**Given task:** From the listing that follows, extract every line and set it down unaltered.

○ ○ ○ ○ ○ ○ ○

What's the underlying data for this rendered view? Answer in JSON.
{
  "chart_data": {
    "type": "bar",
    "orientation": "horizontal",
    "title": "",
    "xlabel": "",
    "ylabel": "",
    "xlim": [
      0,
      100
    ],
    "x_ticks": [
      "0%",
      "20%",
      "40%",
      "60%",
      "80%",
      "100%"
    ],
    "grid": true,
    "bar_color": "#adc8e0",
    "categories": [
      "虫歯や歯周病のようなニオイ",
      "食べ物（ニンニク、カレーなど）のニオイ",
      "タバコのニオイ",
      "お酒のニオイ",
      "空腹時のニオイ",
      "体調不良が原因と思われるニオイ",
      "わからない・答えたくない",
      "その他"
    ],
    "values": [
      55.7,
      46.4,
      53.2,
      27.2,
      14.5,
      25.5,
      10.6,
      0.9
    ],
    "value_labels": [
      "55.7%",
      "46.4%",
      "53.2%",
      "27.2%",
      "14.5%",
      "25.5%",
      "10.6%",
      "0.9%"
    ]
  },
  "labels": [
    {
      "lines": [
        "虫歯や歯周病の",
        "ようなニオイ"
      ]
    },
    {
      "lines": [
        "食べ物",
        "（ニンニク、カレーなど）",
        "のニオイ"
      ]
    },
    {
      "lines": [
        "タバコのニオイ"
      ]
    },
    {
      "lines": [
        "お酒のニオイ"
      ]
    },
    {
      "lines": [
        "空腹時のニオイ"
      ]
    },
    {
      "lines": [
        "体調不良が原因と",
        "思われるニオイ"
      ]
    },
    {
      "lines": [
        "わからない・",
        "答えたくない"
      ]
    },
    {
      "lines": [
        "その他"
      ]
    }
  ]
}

○ ○ ○ ○ ○ ○ ○

**Solution to this task:**
What's the underlying data for this rendered view? Answer in JSON.
{
  "chart_data": {
    "type": "bar",
    "orientation": "horizontal",
    "title": "",
    "xlabel": "",
    "ylabel": "",
    "xlim": [
      0,
      100
    ],
    "x_ticks": [
      "0%",
      "20%",
      "40%",
      "60%",
      "80%",
      "100%"
    ],
    "grid": true,
    "bar_color": "#adc8e0",
    "categories": [
      "虫歯や歯周病のようなニオイ",
      "食べ物（ニンニク、カレーなど）のニオイ",
      "タバコのニオイ",
      "お酒のニオイ",
      "空腹時のニオイ",
      "体調不良が原因と思われるニオイ",
      "わからない・答えたくない",
      "その他"
    ],
    "values": [
      55.7,
      46.4,
      53.2,
      27.2,
      14.5,
      25.5,
      10.6,
      0.9
    ],
    "value_labels": [
      "55.7%",
      "46.4%",
      "53.2%",
      "27.2%",
      "14.5%",
      "25.5%",
      "10.6%",
      "0.9%"
    ]
  },
  "labels": [
    {
      "lines": [
        "虫歯や歯周病の",
        "ようなニオイ"
      ]
    },
    {
      "lines": [
        "食べ物",
        "（ニンニク、カレーなど）",
        "のニオイ"
      ]
    },
    {
      "lines": [
        "タバコのニオイ"
      ]
    },
    {
      "lines": [
        "お酒のニオイ"
      ]
    },
    {
      "lines": [
        "空腹時のニオイ"
      ]
    },
    {
      "lines": [
        "体調不良が原因と",
        "思われるニオイ"
      ]
    },
    {
      "lines": [
        "わからない・",
        "答えたくない"
      ]
    },
    {
      "lines": [
        "その他"
      ]
    }
  ]
}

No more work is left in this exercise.